[A run of records]
::::::::::

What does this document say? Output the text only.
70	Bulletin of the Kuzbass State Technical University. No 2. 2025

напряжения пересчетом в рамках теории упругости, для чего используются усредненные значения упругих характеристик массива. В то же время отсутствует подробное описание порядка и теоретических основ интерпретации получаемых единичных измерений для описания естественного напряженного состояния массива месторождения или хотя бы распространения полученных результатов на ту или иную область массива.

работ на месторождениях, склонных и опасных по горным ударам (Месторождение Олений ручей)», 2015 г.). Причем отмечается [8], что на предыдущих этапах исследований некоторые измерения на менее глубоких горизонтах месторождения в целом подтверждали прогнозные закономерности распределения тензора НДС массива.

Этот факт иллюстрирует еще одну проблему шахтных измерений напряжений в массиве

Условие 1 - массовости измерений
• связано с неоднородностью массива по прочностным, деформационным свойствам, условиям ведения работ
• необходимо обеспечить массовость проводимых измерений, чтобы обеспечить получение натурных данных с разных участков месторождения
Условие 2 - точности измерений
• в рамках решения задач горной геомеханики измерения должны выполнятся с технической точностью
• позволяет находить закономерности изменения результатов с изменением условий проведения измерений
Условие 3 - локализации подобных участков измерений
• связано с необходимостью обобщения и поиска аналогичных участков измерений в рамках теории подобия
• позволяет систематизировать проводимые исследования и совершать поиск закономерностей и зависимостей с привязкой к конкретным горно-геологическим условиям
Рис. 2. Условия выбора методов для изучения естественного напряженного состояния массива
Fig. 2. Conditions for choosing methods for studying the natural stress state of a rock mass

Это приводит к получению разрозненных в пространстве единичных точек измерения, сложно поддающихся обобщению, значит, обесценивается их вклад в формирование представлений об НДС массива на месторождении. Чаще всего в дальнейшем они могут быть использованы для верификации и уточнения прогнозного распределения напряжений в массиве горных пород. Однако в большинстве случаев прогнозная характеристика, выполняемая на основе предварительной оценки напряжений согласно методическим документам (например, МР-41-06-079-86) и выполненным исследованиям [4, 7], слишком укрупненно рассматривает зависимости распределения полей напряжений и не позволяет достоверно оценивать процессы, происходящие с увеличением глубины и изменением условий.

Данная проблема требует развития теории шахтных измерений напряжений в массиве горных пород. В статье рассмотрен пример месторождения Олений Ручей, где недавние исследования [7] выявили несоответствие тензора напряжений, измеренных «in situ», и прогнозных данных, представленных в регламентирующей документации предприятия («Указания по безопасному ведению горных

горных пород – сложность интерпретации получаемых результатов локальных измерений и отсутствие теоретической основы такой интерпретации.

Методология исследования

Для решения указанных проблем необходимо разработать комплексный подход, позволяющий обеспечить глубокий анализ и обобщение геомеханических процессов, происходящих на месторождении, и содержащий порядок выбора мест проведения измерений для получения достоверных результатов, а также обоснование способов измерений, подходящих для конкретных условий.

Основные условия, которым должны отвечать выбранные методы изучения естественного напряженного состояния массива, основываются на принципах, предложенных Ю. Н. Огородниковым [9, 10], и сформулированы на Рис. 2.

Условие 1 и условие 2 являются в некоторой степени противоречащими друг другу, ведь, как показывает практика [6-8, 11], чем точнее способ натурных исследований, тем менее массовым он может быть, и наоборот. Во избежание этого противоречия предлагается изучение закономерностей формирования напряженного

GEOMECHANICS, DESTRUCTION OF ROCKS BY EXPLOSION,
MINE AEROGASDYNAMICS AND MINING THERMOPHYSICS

::::::::::

» DIRECTIONS
The data above must be returned in full, exactly as written.

» FINAL RESULT
What does this document say? Output the text only.
70	Bulletin of the Kuzbass State Technical University. No 2. 2025

напряжения пересчетом в рамках теории упругости, для чего используются усредненные значения упругих характеристик массива. В то же время отсутствует подробное описание порядка и теоретических основ интерпретации получаемых единичных измерений для описания естественного напряженного состояния массива месторождения или хотя бы распространения полученных результатов на ту или иную область массива.

работ на месторождениях, склонных и опасных по горным ударам (Месторождение Олений ручей)», 2015 г.). Причем отмечается [8], что на предыдущих этапах исследований некоторые измерения на менее глубоких горизонтах месторождения в целом подтверждали прогнозные закономерности распределения тензора НДС массива.

Этот факт иллюстрирует еще одну проблему шахтных измерений напряжений в массиве

Условие 1 - массовости измерений
• связано с неоднородностью массива по прочностным, деформационным свойствам, условиям ведения работ
• необходимо обеспечить массовость проводимых измерений, чтобы обеспечить получение натурных данных с разных участков месторождения
Условие 2 - точности измерений
• в рамках решения задач горной геомеханики измерения должны выполнятся с технической точностью
• позволяет находить закономерности изменения результатов с изменением условий проведения измерений
Условие 3 - локализации подобных участков измерений
• связано с необходимостью обобщения и поиска аналогичных участков измерений в рамках теории подобия
• позволяет систематизировать проводимые исследования и совершать поиск закономерностей и зависимостей с привязкой к конкретным горно-геологическим условиям
Рис. 2. Условия выбора методов для изучения естественного напряженного состояния массива
Fig. 2. Conditions for choosing methods for studying the natural stress state of a rock mass

Это приводит к получению разрозненных в пространстве единичных точек измерения, сложно поддающихся обобщению, значит, обесценивается их вклад в формирование представлений об НДС массива на месторождении. Чаще всего в дальнейшем они могут быть использованы для верификации и уточнения прогнозного распределения напряжений в массиве горных пород. Однако в большинстве случаев прогнозная характеристика, выполняемая на основе предварительной оценки напряжений согласно методическим документам (например, МР-41-06-079-86) и выполненным исследованиям [4, 7], слишком укрупненно рассматривает зависимости распределения полей напряжений и не позволяет достоверно оценивать процессы, происходящие с увеличением глубины и изменением условий.

Данная проблема требует развития теории шахтных измерений напряжений в массиве горных пород. В статье рассмотрен пример месторождения Олений Ручей, где недавние исследования [7] выявили несоответствие тензора напряжений, измеренных «in situ», и прогнозных данных, представленных в регламентирующей документации предприятия («Указания по безопасному ведению горных

горных пород – сложность интерпретации получаемых результатов локальных измерений и отсутствие теоретической основы такой интерпретации.

Методология исследования

Для решения указанных проблем необходимо разработать комплексный подход, позволяющий обеспечить глубокий анализ и обобщение геомеханических процессов, происходящих на месторождении, и содержащий порядок выбора мест проведения измерений для получения достоверных результатов, а также обоснование способов измерений, подходящих для конкретных условий.

Основные условия, которым должны отвечать выбранные методы изучения естественного напряженного состояния массива, основываются на принципах, предложенных Ю. Н. Огородниковым [9, 10], и сформулированы на Рис. 2.

Условие 1 и условие 2 являются в некоторой степени противоречащими друг другу, ведь, как показывает практика [6-8, 11], чем точнее способ натурных исследований, тем менее массовым он может быть, и наоборот. Во избежание этого противоречия предлагается изучение закономерностей формирования напряженного

GEOMECHANICS, DESTRUCTION OF ROCKS BY EXPLOSION,
MINE AEROGASDYNAMICS AND MINING THERMOPHYSICS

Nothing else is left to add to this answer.